Pick out every line in the data below that holds "outline".
:: Material supplied
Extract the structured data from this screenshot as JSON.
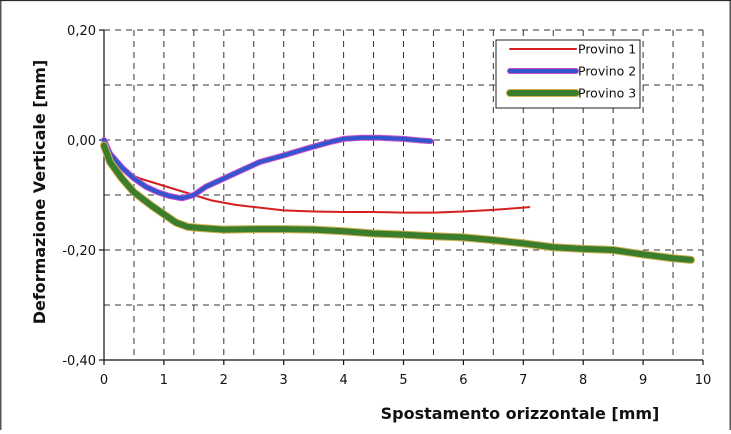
{
  "chart_data": {
    "type": "line",
    "xlabel": "Spostamento orizzontale [mm]",
    "ylabel": "Deformazione Verticale [mm]",
    "xlim": [
      0,
      10
    ],
    "ylim": [
      -0.4,
      0.2
    ],
    "x_ticks": [
      0,
      1,
      2,
      3,
      4,
      5,
      6,
      7,
      8,
      9,
      10
    ],
    "x_tick_labels": [
      "0",
      "1",
      "2",
      "3",
      "4",
      "5",
      "6",
      "7",
      "8",
      "9",
      "10"
    ],
    "y_ticks": [
      0.2,
      0.0,
      -0.2,
      -0.4
    ],
    "y_tick_labels": [
      "0,20",
      "0,00",
      "-0,20",
      "-0,40"
    ],
    "grid": true,
    "legend_position": "top-right",
    "series": [
      {
        "name": "Provino 1",
        "color": "#d42020",
        "outline": "#d42020",
        "x": [
          0.0,
          0.1,
          0.3,
          0.6,
          0.9,
          1.2,
          1.5,
          1.8,
          2.2,
          2.6,
          3.0,
          3.5,
          4.0,
          4.5,
          5.0,
          5.5,
          6.0,
          6.5,
          7.0,
          7.1
        ],
        "y": [
          0.0,
          -0.03,
          -0.055,
          -0.07,
          -0.08,
          -0.09,
          -0.1,
          -0.11,
          -0.118,
          -0.123,
          -0.128,
          -0.13,
          -0.131,
          -0.131,
          -0.132,
          -0.132,
          -0.13,
          -0.127,
          -0.123,
          -0.122
        ]
      },
      {
        "name": "Provino 2",
        "color": "#3355cc",
        "outline": "#c84fd0",
        "x": [
          0.0,
          0.1,
          0.3,
          0.5,
          0.7,
          0.9,
          1.1,
          1.3,
          1.5,
          1.7,
          2.0,
          2.3,
          2.6,
          3.0,
          3.4,
          3.8,
          4.0,
          4.3,
          4.6,
          5.0,
          5.3,
          5.45
        ],
        "y": [
          0.0,
          -0.025,
          -0.05,
          -0.07,
          -0.085,
          -0.095,
          -0.102,
          -0.106,
          -0.1,
          -0.085,
          -0.07,
          -0.055,
          -0.04,
          -0.028,
          -0.015,
          -0.003,
          0.002,
          0.004,
          0.004,
          0.002,
          -0.001,
          -0.002
        ]
      },
      {
        "name": "Provino 3",
        "color": "#3a7d2c",
        "outline": "#d2b250",
        "x": [
          0.0,
          0.1,
          0.3,
          0.5,
          0.8,
          1.0,
          1.2,
          1.4,
          1.6,
          2.0,
          2.5,
          3.0,
          3.5,
          4.0,
          4.5,
          5.0,
          5.5,
          6.0,
          6.5,
          7.0,
          7.5,
          8.0,
          8.5,
          9.0,
          9.5,
          9.8
        ],
        "y": [
          -0.01,
          -0.04,
          -0.07,
          -0.095,
          -0.12,
          -0.135,
          -0.15,
          -0.158,
          -0.16,
          -0.163,
          -0.162,
          -0.162,
          -0.163,
          -0.166,
          -0.17,
          -0.172,
          -0.175,
          -0.177,
          -0.182,
          -0.188,
          -0.195,
          -0.198,
          -0.2,
          -0.208,
          -0.215,
          -0.218
        ]
      }
    ]
  }
}
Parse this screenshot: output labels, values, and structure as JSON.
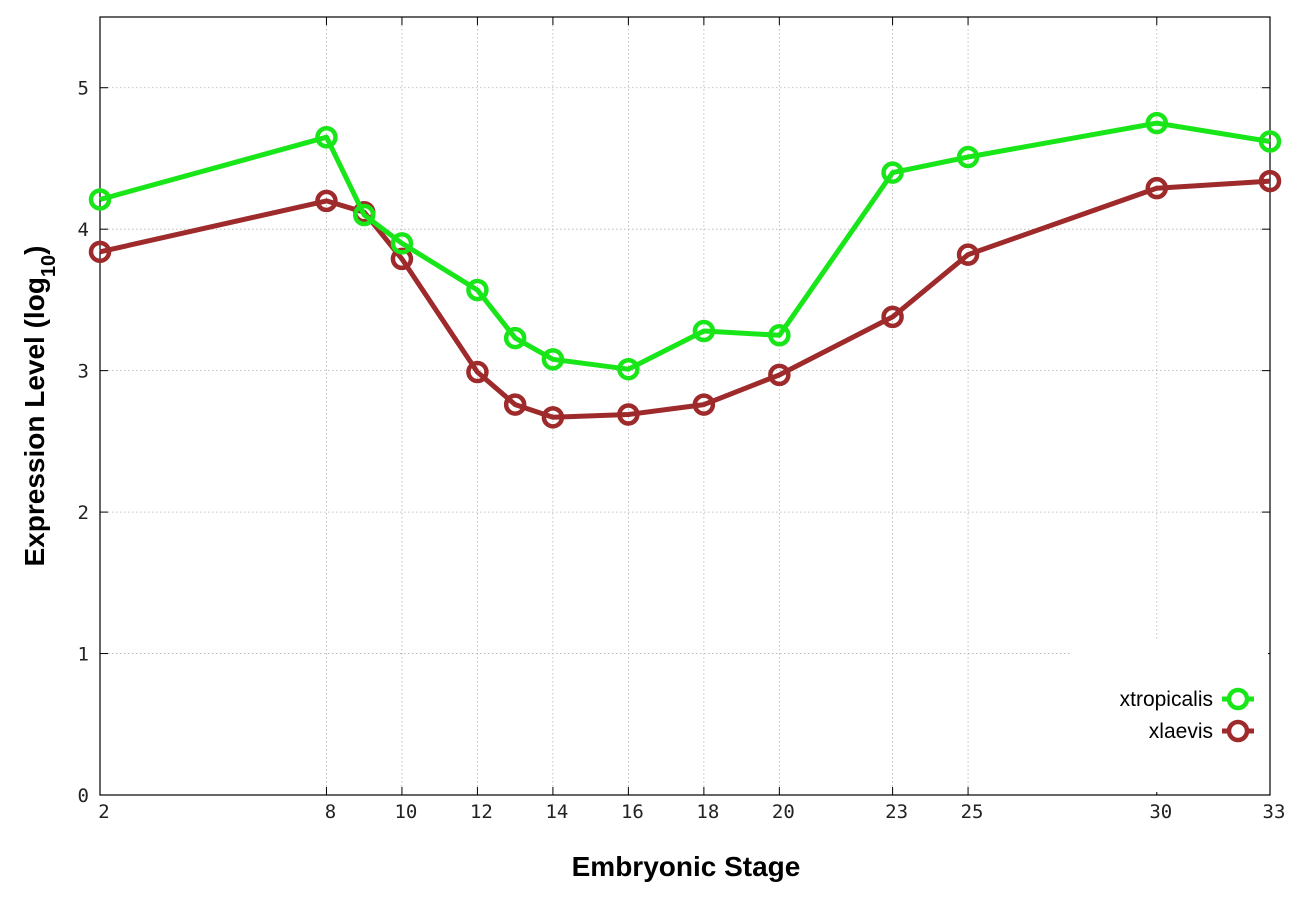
{
  "chart_data": {
    "type": "line",
    "title": "",
    "xlabel": "Embryonic Stage",
    "ylabel_main": "Expression Level (log",
    "ylabel_sub": "10",
    "ylabel_close": ")",
    "x": [
      2,
      8,
      9,
      10,
      12,
      13,
      14,
      16,
      18,
      20,
      23,
      25,
      30,
      33
    ],
    "x_ticks": [
      2,
      8,
      10,
      12,
      14,
      16,
      18,
      20,
      23,
      25,
      30,
      33
    ],
    "xlim": [
      2,
      33
    ],
    "y_ticks": [
      0,
      1,
      2,
      3,
      4,
      5
    ],
    "ylim": [
      0,
      5.5
    ],
    "grid": true,
    "legend_position": "bottom-right",
    "series": [
      {
        "name": "xtropicalis",
        "color": "#19e619",
        "values": [
          4.21,
          4.65,
          4.1,
          3.9,
          3.57,
          3.23,
          3.08,
          3.01,
          3.28,
          3.25,
          4.4,
          4.51,
          4.75,
          4.62
        ]
      },
      {
        "name": "xlaevis",
        "color": "#9e2a2b",
        "values": [
          3.84,
          4.2,
          4.12,
          3.79,
          2.99,
          2.76,
          2.67,
          2.69,
          2.76,
          2.97,
          3.38,
          3.82,
          4.29,
          4.34
        ]
      }
    ]
  }
}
::::
Completed task
        "outline": "#d42020",
        "outline": "#c84fd0",
        "outline": "#d2b250",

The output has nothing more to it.